Problem details - Each entry below should be written out exactly as it is, with no pictures.

Task inputs -

▼▼▼

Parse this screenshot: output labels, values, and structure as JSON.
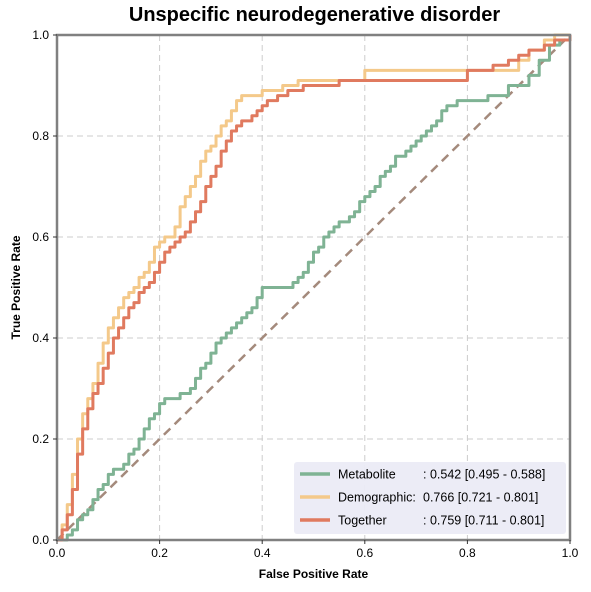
{
  "chart_data": {
    "type": "line",
    "title": "Unspecific neurodegenerative disorder",
    "xlabel": "False Positive Rate",
    "ylabel": "True Positive Rate",
    "xlim": [
      0,
      1
    ],
    "ylim": [
      0,
      1
    ],
    "xticks": [
      "0.0",
      "0.2",
      "0.4",
      "0.6",
      "0.8",
      "1.0"
    ],
    "yticks": [
      "0.0",
      "0.2",
      "0.4",
      "0.6",
      "0.8",
      "1.0"
    ],
    "grid": true,
    "legend_position": "lower-right",
    "series": [
      {
        "name": "Metabolite",
        "legend_name": "Metabolite",
        "legend_value": ": 0.542 [0.495 - 0.588]",
        "color": "#7fb394",
        "x": [
          0.0,
          0.01,
          0.02,
          0.03,
          0.04,
          0.05,
          0.06,
          0.07,
          0.08,
          0.09,
          0.1,
          0.11,
          0.12,
          0.13,
          0.14,
          0.15,
          0.16,
          0.17,
          0.18,
          0.19,
          0.2,
          0.21,
          0.22,
          0.23,
          0.24,
          0.25,
          0.26,
          0.27,
          0.28,
          0.29,
          0.3,
          0.31,
          0.32,
          0.33,
          0.34,
          0.35,
          0.36,
          0.37,
          0.38,
          0.39,
          0.4,
          0.41,
          0.42,
          0.43,
          0.44,
          0.45,
          0.46,
          0.47,
          0.48,
          0.49,
          0.5,
          0.51,
          0.52,
          0.53,
          0.54,
          0.55,
          0.56,
          0.57,
          0.58,
          0.59,
          0.6,
          0.61,
          0.62,
          0.63,
          0.64,
          0.65,
          0.66,
          0.67,
          0.68,
          0.69,
          0.7,
          0.71,
          0.72,
          0.73,
          0.74,
          0.75,
          0.76,
          0.77,
          0.78,
          0.79,
          0.8,
          0.82,
          0.84,
          0.86,
          0.88,
          0.9,
          0.92,
          0.94,
          0.96,
          0.98,
          1.0
        ],
        "y": [
          0.0,
          0.0,
          0.01,
          0.02,
          0.04,
          0.05,
          0.06,
          0.08,
          0.1,
          0.11,
          0.13,
          0.14,
          0.14,
          0.15,
          0.17,
          0.18,
          0.2,
          0.22,
          0.24,
          0.25,
          0.27,
          0.28,
          0.28,
          0.28,
          0.29,
          0.29,
          0.3,
          0.32,
          0.34,
          0.35,
          0.37,
          0.39,
          0.4,
          0.41,
          0.42,
          0.43,
          0.44,
          0.45,
          0.46,
          0.48,
          0.5,
          0.5,
          0.5,
          0.5,
          0.5,
          0.5,
          0.51,
          0.52,
          0.53,
          0.55,
          0.57,
          0.58,
          0.6,
          0.61,
          0.62,
          0.63,
          0.63,
          0.64,
          0.65,
          0.67,
          0.68,
          0.69,
          0.7,
          0.72,
          0.73,
          0.74,
          0.76,
          0.76,
          0.77,
          0.78,
          0.79,
          0.8,
          0.81,
          0.82,
          0.83,
          0.85,
          0.86,
          0.86,
          0.87,
          0.87,
          0.87,
          0.87,
          0.88,
          0.88,
          0.9,
          0.9,
          0.92,
          0.95,
          0.98,
          0.99,
          1.0
        ]
      },
      {
        "name": "Demographic",
        "legend_name": "Demographic:",
        "legend_value": " 0.766 [0.721 - 0.801]",
        "color": "#f4c98a",
        "x": [
          0.0,
          0.01,
          0.02,
          0.03,
          0.04,
          0.05,
          0.06,
          0.07,
          0.08,
          0.09,
          0.1,
          0.11,
          0.12,
          0.13,
          0.14,
          0.15,
          0.16,
          0.17,
          0.18,
          0.19,
          0.2,
          0.21,
          0.22,
          0.23,
          0.24,
          0.25,
          0.26,
          0.27,
          0.28,
          0.29,
          0.3,
          0.31,
          0.32,
          0.33,
          0.34,
          0.35,
          0.36,
          0.37,
          0.38,
          0.39,
          0.4,
          0.41,
          0.42,
          0.43,
          0.44,
          0.45,
          0.46,
          0.47,
          0.48,
          0.5,
          0.55,
          0.6,
          0.6,
          0.65,
          0.7,
          0.75,
          0.8,
          0.82,
          0.85,
          0.88,
          0.9,
          0.92,
          0.95,
          0.97,
          1.0
        ],
        "y": [
          0.0,
          0.03,
          0.07,
          0.13,
          0.2,
          0.25,
          0.28,
          0.31,
          0.35,
          0.39,
          0.42,
          0.44,
          0.46,
          0.48,
          0.49,
          0.5,
          0.52,
          0.53,
          0.55,
          0.58,
          0.59,
          0.6,
          0.6,
          0.62,
          0.66,
          0.68,
          0.7,
          0.72,
          0.75,
          0.77,
          0.78,
          0.8,
          0.82,
          0.83,
          0.85,
          0.87,
          0.88,
          0.88,
          0.88,
          0.88,
          0.89,
          0.89,
          0.89,
          0.89,
          0.9,
          0.9,
          0.9,
          0.91,
          0.91,
          0.91,
          0.91,
          0.91,
          0.93,
          0.93,
          0.93,
          0.93,
          0.93,
          0.93,
          0.93,
          0.93,
          0.95,
          0.97,
          0.99,
          1.0,
          1.0
        ]
      },
      {
        "name": "Together",
        "legend_name": "Together",
        "legend_value": ": 0.759 [0.711 - 0.801]",
        "color": "#e07a5f",
        "x": [
          0.0,
          0.01,
          0.02,
          0.03,
          0.04,
          0.05,
          0.06,
          0.07,
          0.08,
          0.09,
          0.1,
          0.11,
          0.12,
          0.13,
          0.14,
          0.15,
          0.16,
          0.17,
          0.18,
          0.19,
          0.2,
          0.21,
          0.22,
          0.23,
          0.24,
          0.25,
          0.26,
          0.27,
          0.28,
          0.29,
          0.3,
          0.31,
          0.32,
          0.33,
          0.34,
          0.35,
          0.36,
          0.37,
          0.38,
          0.39,
          0.4,
          0.41,
          0.42,
          0.43,
          0.44,
          0.45,
          0.46,
          0.47,
          0.48,
          0.5,
          0.55,
          0.6,
          0.65,
          0.7,
          0.75,
          0.8,
          0.82,
          0.85,
          0.88,
          0.9,
          0.92,
          0.95,
          0.97,
          1.0
        ],
        "y": [
          0.0,
          0.02,
          0.05,
          0.1,
          0.17,
          0.22,
          0.26,
          0.29,
          0.31,
          0.34,
          0.37,
          0.4,
          0.42,
          0.44,
          0.46,
          0.47,
          0.49,
          0.5,
          0.51,
          0.53,
          0.55,
          0.57,
          0.58,
          0.59,
          0.6,
          0.61,
          0.63,
          0.65,
          0.67,
          0.7,
          0.72,
          0.74,
          0.77,
          0.79,
          0.81,
          0.82,
          0.83,
          0.83,
          0.84,
          0.85,
          0.86,
          0.87,
          0.87,
          0.88,
          0.88,
          0.89,
          0.89,
          0.89,
          0.9,
          0.9,
          0.91,
          0.91,
          0.91,
          0.91,
          0.91,
          0.93,
          0.93,
          0.94,
          0.95,
          0.96,
          0.97,
          0.98,
          0.99,
          1.0
        ]
      }
    ],
    "reference_line": {
      "color": "#a48a7c",
      "x": [
        0,
        1
      ],
      "y": [
        0,
        1
      ]
    }
  }
}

▲▲▲

Expected answer -
Parse this screenshot: output labels, values, and structure as JSON.
{
  "chart_data": {
    "type": "line",
    "title": "Unspecific neurodegenerative disorder",
    "xlabel": "False Positive Rate",
    "ylabel": "True Positive Rate",
    "xlim": [
      0,
      1
    ],
    "ylim": [
      0,
      1
    ],
    "xticks": [
      "0.0",
      "0.2",
      "0.4",
      "0.6",
      "0.8",
      "1.0"
    ],
    "yticks": [
      "0.0",
      "0.2",
      "0.4",
      "0.6",
      "0.8",
      "1.0"
    ],
    "grid": true,
    "legend_position": "lower-right",
    "series": [
      {
        "name": "Metabolite",
        "legend_name": "Metabolite",
        "legend_value": ": 0.542 [0.495 - 0.588]",
        "color": "#7fb394",
        "x": [
          0.0,
          0.01,
          0.02,
          0.03,
          0.04,
          0.05,
          0.06,
          0.07,
          0.08,
          0.09,
          0.1,
          0.11,
          0.12,
          0.13,
          0.14,
          0.15,
          0.16,
          0.17,
          0.18,
          0.19,
          0.2,
          0.21,
          0.22,
          0.23,
          0.24,
          0.25,
          0.26,
          0.27,
          0.28,
          0.29,
          0.3,
          0.31,
          0.32,
          0.33,
          0.34,
          0.35,
          0.36,
          0.37,
          0.38,
          0.39,
          0.4,
          0.41,
          0.42,
          0.43,
          0.44,
          0.45,
          0.46,
          0.47,
          0.48,
          0.49,
          0.5,
          0.51,
          0.52,
          0.53,
          0.54,
          0.55,
          0.56,
          0.57,
          0.58,
          0.59,
          0.6,
          0.61,
          0.62,
          0.63,
          0.64,
          0.65,
          0.66,
          0.67,
          0.68,
          0.69,
          0.7,
          0.71,
          0.72,
          0.73,
          0.74,
          0.75,
          0.76,
          0.77,
          0.78,
          0.79,
          0.8,
          0.82,
          0.84,
          0.86,
          0.88,
          0.9,
          0.92,
          0.94,
          0.96,
          0.98,
          1.0
        ],
        "y": [
          0.0,
          0.0,
          0.01,
          0.02,
          0.04,
          0.05,
          0.06,
          0.08,
          0.1,
          0.11,
          0.13,
          0.14,
          0.14,
          0.15,
          0.17,
          0.18,
          0.2,
          0.22,
          0.24,
          0.25,
          0.27,
          0.28,
          0.28,
          0.28,
          0.29,
          0.29,
          0.3,
          0.32,
          0.34,
          0.35,
          0.37,
          0.39,
          0.4,
          0.41,
          0.42,
          0.43,
          0.44,
          0.45,
          0.46,
          0.48,
          0.5,
          0.5,
          0.5,
          0.5,
          0.5,
          0.5,
          0.51,
          0.52,
          0.53,
          0.55,
          0.57,
          0.58,
          0.6,
          0.61,
          0.62,
          0.63,
          0.63,
          0.64,
          0.65,
          0.67,
          0.68,
          0.69,
          0.7,
          0.72,
          0.73,
          0.74,
          0.76,
          0.76,
          0.77,
          0.78,
          0.79,
          0.8,
          0.81,
          0.82,
          0.83,
          0.85,
          0.86,
          0.86,
          0.87,
          0.87,
          0.87,
          0.87,
          0.88,
          0.88,
          0.9,
          0.9,
          0.92,
          0.95,
          0.98,
          0.99,
          1.0
        ]
      },
      {
        "name": "Demographic",
        "legend_name": "Demographic:",
        "legend_value": " 0.766 [0.721 - 0.801]",
        "color": "#f4c98a",
        "x": [
          0.0,
          0.01,
          0.02,
          0.03,
          0.04,
          0.05,
          0.06,
          0.07,
          0.08,
          0.09,
          0.1,
          0.11,
          0.12,
          0.13,
          0.14,
          0.15,
          0.16,
          0.17,
          0.18,
          0.19,
          0.2,
          0.21,
          0.22,
          0.23,
          0.24,
          0.25,
          0.26,
          0.27,
          0.28,
          0.29,
          0.3,
          0.31,
          0.32,
          0.33,
          0.34,
          0.35,
          0.36,
          0.37,
          0.38,
          0.39,
          0.4,
          0.41,
          0.42,
          0.43,
          0.44,
          0.45,
          0.46,
          0.47,
          0.48,
          0.5,
          0.55,
          0.6,
          0.6,
          0.65,
          0.7,
          0.75,
          0.8,
          0.82,
          0.85,
          0.88,
          0.9,
          0.92,
          0.95,
          0.97,
          1.0
        ],
        "y": [
          0.0,
          0.03,
          0.07,
          0.13,
          0.2,
          0.25,
          0.28,
          0.31,
          0.35,
          0.39,
          0.42,
          0.44,
          0.46,
          0.48,
          0.49,
          0.5,
          0.52,
          0.53,
          0.55,
          0.58,
          0.59,
          0.6,
          0.6,
          0.62,
          0.66,
          0.68,
          0.7,
          0.72,
          0.75,
          0.77,
          0.78,
          0.8,
          0.82,
          0.83,
          0.85,
          0.87,
          0.88,
          0.88,
          0.88,
          0.88,
          0.89,
          0.89,
          0.89,
          0.89,
          0.9,
          0.9,
          0.9,
          0.91,
          0.91,
          0.91,
          0.91,
          0.91,
          0.93,
          0.93,
          0.93,
          0.93,
          0.93,
          0.93,
          0.93,
          0.93,
          0.95,
          0.97,
          0.99,
          1.0,
          1.0
        ]
      },
      {
        "name": "Together",
        "legend_name": "Together",
        "legend_value": ": 0.759 [0.711 - 0.801]",
        "color": "#e07a5f",
        "x": [
          0.0,
          0.01,
          0.02,
          0.03,
          0.04,
          0.05,
          0.06,
          0.07,
          0.08,
          0.09,
          0.1,
          0.11,
          0.12,
          0.13,
          0.14,
          0.15,
          0.16,
          0.17,
          0.18,
          0.19,
          0.2,
          0.21,
          0.22,
          0.23,
          0.24,
          0.25,
          0.26,
          0.27,
          0.28,
          0.29,
          0.3,
          0.31,
          0.32,
          0.33,
          0.34,
          0.35,
          0.36,
          0.37,
          0.38,
          0.39,
          0.4,
          0.41,
          0.42,
          0.43,
          0.44,
          0.45,
          0.46,
          0.47,
          0.48,
          0.5,
          0.55,
          0.6,
          0.65,
          0.7,
          0.75,
          0.8,
          0.82,
          0.85,
          0.88,
          0.9,
          0.92,
          0.95,
          0.97,
          1.0
        ],
        "y": [
          0.0,
          0.02,
          0.05,
          0.1,
          0.17,
          0.22,
          0.26,
          0.29,
          0.31,
          0.34,
          0.37,
          0.4,
          0.42,
          0.44,
          0.46,
          0.47,
          0.49,
          0.5,
          0.51,
          0.53,
          0.55,
          0.57,
          0.58,
          0.59,
          0.6,
          0.61,
          0.63,
          0.65,
          0.67,
          0.7,
          0.72,
          0.74,
          0.77,
          0.79,
          0.81,
          0.82,
          0.83,
          0.83,
          0.84,
          0.85,
          0.86,
          0.87,
          0.87,
          0.88,
          0.88,
          0.89,
          0.89,
          0.89,
          0.9,
          0.9,
          0.91,
          0.91,
          0.91,
          0.91,
          0.91,
          0.93,
          0.93,
          0.94,
          0.95,
          0.96,
          0.97,
          0.98,
          0.99,
          1.0
        ]
      }
    ],
    "reference_line": {
      "color": "#a48a7c",
      "x": [
        0,
        1
      ],
      "y": [
        0,
        1
      ]
    }
  }
}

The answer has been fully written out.